WORK TO COMPLETE -> Note how many lines contain "color" and give that number, with nothing else.

[Figure record extracts]
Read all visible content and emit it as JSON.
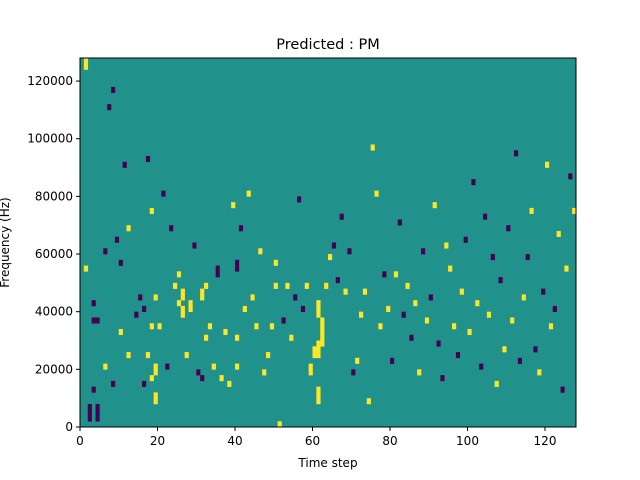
{
  "chart_data": {
    "type": "heatmap",
    "title": "Predicted : PM",
    "xlabel": "Time step",
    "ylabel": "Frequency (Hz)",
    "xlim": [
      0,
      128
    ],
    "ylim": [
      0,
      128000
    ],
    "xticks": [
      0,
      20,
      40,
      60,
      80,
      100,
      120
    ],
    "yticks": [
      0,
      20000,
      40000,
      60000,
      80000,
      100000,
      120000
    ],
    "grid": false,
    "n_time_steps": 128,
    "n_frequency_bins": 64,
    "frequency_bin_width_hz": 2000,
    "classes": [
      {
        "value": 0,
        "color": "#440154"
      },
      {
        "value": 1,
        "color": "#21918c"
      },
      {
        "value": 2,
        "color": "#fde725"
      }
    ],
    "background_value": 1,
    "cells": [
      [
        1,
        63,
        2
      ],
      [
        1,
        62,
        2
      ],
      [
        1,
        27,
        2
      ],
      [
        2,
        3,
        0
      ],
      [
        2,
        2,
        0
      ],
      [
        2,
        1,
        0
      ],
      [
        3,
        21,
        0
      ],
      [
        3,
        18,
        0
      ],
      [
        3,
        6,
        0
      ],
      [
        4,
        18,
        0
      ],
      [
        4,
        3,
        0
      ],
      [
        4,
        2,
        0
      ],
      [
        4,
        1,
        0
      ],
      [
        6,
        10,
        2
      ],
      [
        6,
        30,
        0
      ],
      [
        7,
        55,
        0
      ],
      [
        8,
        58,
        0
      ],
      [
        8,
        7,
        0
      ],
      [
        9,
        32,
        0
      ],
      [
        10,
        16,
        2
      ],
      [
        10,
        28,
        0
      ],
      [
        11,
        45,
        0
      ],
      [
        12,
        34,
        2
      ],
      [
        12,
        12,
        2
      ],
      [
        14,
        19,
        0
      ],
      [
        15,
        22,
        0
      ],
      [
        16,
        20,
        0
      ],
      [
        16,
        7,
        0
      ],
      [
        17,
        12,
        2
      ],
      [
        17,
        46,
        0
      ],
      [
        18,
        37,
        2
      ],
      [
        18,
        17,
        2
      ],
      [
        18,
        8,
        2
      ],
      [
        19,
        4,
        2
      ],
      [
        19,
        5,
        2
      ],
      [
        19,
        9,
        2
      ],
      [
        19,
        10,
        2
      ],
      [
        19,
        22,
        2
      ],
      [
        20,
        17,
        2
      ],
      [
        21,
        40,
        0
      ],
      [
        22,
        10,
        0
      ],
      [
        23,
        34,
        0
      ],
      [
        24,
        24,
        2
      ],
      [
        25,
        26,
        2
      ],
      [
        25,
        21,
        2
      ],
      [
        26,
        19,
        2
      ],
      [
        26,
        20,
        2
      ],
      [
        26,
        22,
        2
      ],
      [
        26,
        23,
        2
      ],
      [
        27,
        12,
        2
      ],
      [
        28,
        20,
        2
      ],
      [
        28,
        21,
        2
      ],
      [
        29,
        31,
        0
      ],
      [
        30,
        9,
        0
      ],
      [
        31,
        8,
        0
      ],
      [
        31,
        22,
        2
      ],
      [
        31,
        23,
        2
      ],
      [
        32,
        15,
        2
      ],
      [
        32,
        24,
        2
      ],
      [
        33,
        17,
        2
      ],
      [
        34,
        10,
        2
      ],
      [
        35,
        26,
        0
      ],
      [
        35,
        27,
        0
      ],
      [
        36,
        8,
        2
      ],
      [
        37,
        16,
        2
      ],
      [
        38,
        7,
        2
      ],
      [
        39,
        38,
        2
      ],
      [
        40,
        10,
        2
      ],
      [
        40,
        15,
        2
      ],
      [
        40,
        27,
        0
      ],
      [
        40,
        28,
        0
      ],
      [
        41,
        34,
        0
      ],
      [
        42,
        20,
        2
      ],
      [
        43,
        40,
        2
      ],
      [
        44,
        22,
        2
      ],
      [
        45,
        17,
        2
      ],
      [
        46,
        30,
        2
      ],
      [
        47,
        9,
        2
      ],
      [
        48,
        12,
        2
      ],
      [
        49,
        17,
        2
      ],
      [
        50,
        24,
        2
      ],
      [
        50,
        28,
        2
      ],
      [
        51,
        0,
        2
      ],
      [
        52,
        18,
        0
      ],
      [
        53,
        24,
        2
      ],
      [
        54,
        15,
        2
      ],
      [
        55,
        22,
        0
      ],
      [
        56,
        39,
        0
      ],
      [
        57,
        20,
        0
      ],
      [
        58,
        24,
        2
      ],
      [
        59,
        9,
        2
      ],
      [
        59,
        10,
        2
      ],
      [
        60,
        12,
        2
      ],
      [
        60,
        13,
        2
      ],
      [
        61,
        4,
        2
      ],
      [
        61,
        5,
        2
      ],
      [
        61,
        6,
        2
      ],
      [
        61,
        12,
        2
      ],
      [
        61,
        13,
        2
      ],
      [
        61,
        14,
        2
      ],
      [
        61,
        19,
        2
      ],
      [
        61,
        20,
        2
      ],
      [
        61,
        21,
        2
      ],
      [
        62,
        14,
        2
      ],
      [
        62,
        15,
        2
      ],
      [
        62,
        16,
        2
      ],
      [
        62,
        17,
        2
      ],
      [
        62,
        18,
        2
      ],
      [
        63,
        24,
        2
      ],
      [
        64,
        29,
        2
      ],
      [
        65,
        31,
        0
      ],
      [
        66,
        25,
        0
      ],
      [
        67,
        36,
        0
      ],
      [
        68,
        23,
        2
      ],
      [
        69,
        30,
        0
      ],
      [
        70,
        9,
        0
      ],
      [
        71,
        11,
        2
      ],
      [
        72,
        19,
        2
      ],
      [
        73,
        23,
        2
      ],
      [
        74,
        4,
        2
      ],
      [
        75,
        48,
        2
      ],
      [
        76,
        40,
        2
      ],
      [
        77,
        17,
        2
      ],
      [
        78,
        26,
        0
      ],
      [
        79,
        20,
        2
      ],
      [
        80,
        11,
        0
      ],
      [
        81,
        26,
        2
      ],
      [
        82,
        35,
        0
      ],
      [
        83,
        19,
        0
      ],
      [
        84,
        24,
        2
      ],
      [
        85,
        15,
        0
      ],
      [
        86,
        21,
        2
      ],
      [
        87,
        9,
        2
      ],
      [
        88,
        30,
        0
      ],
      [
        89,
        18,
        2
      ],
      [
        90,
        22,
        0
      ],
      [
        91,
        38,
        2
      ],
      [
        92,
        14,
        0
      ],
      [
        93,
        8,
        0
      ],
      [
        94,
        31,
        2
      ],
      [
        95,
        27,
        2
      ],
      [
        96,
        17,
        2
      ],
      [
        97,
        12,
        0
      ],
      [
        98,
        23,
        2
      ],
      [
        99,
        32,
        0
      ],
      [
        100,
        16,
        2
      ],
      [
        101,
        42,
        0
      ],
      [
        102,
        21,
        2
      ],
      [
        103,
        10,
        0
      ],
      [
        104,
        36,
        0
      ],
      [
        105,
        19,
        2
      ],
      [
        106,
        29,
        0
      ],
      [
        107,
        7,
        2
      ],
      [
        108,
        25,
        0
      ],
      [
        109,
        13,
        2
      ],
      [
        110,
        34,
        0
      ],
      [
        111,
        18,
        2
      ],
      [
        112,
        47,
        0
      ],
      [
        113,
        11,
        0
      ],
      [
        114,
        22,
        2
      ],
      [
        115,
        29,
        0
      ],
      [
        116,
        37,
        2
      ],
      [
        117,
        13,
        0
      ],
      [
        118,
        9,
        2
      ],
      [
        119,
        23,
        0
      ],
      [
        120,
        45,
        2
      ],
      [
        121,
        17,
        2
      ],
      [
        122,
        20,
        0
      ],
      [
        123,
        33,
        2
      ],
      [
        124,
        6,
        0
      ],
      [
        125,
        27,
        2
      ],
      [
        126,
        43,
        0
      ],
      [
        127,
        37,
        2
      ]
    ]
  }
}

EXERCISE RESPONSE -> 3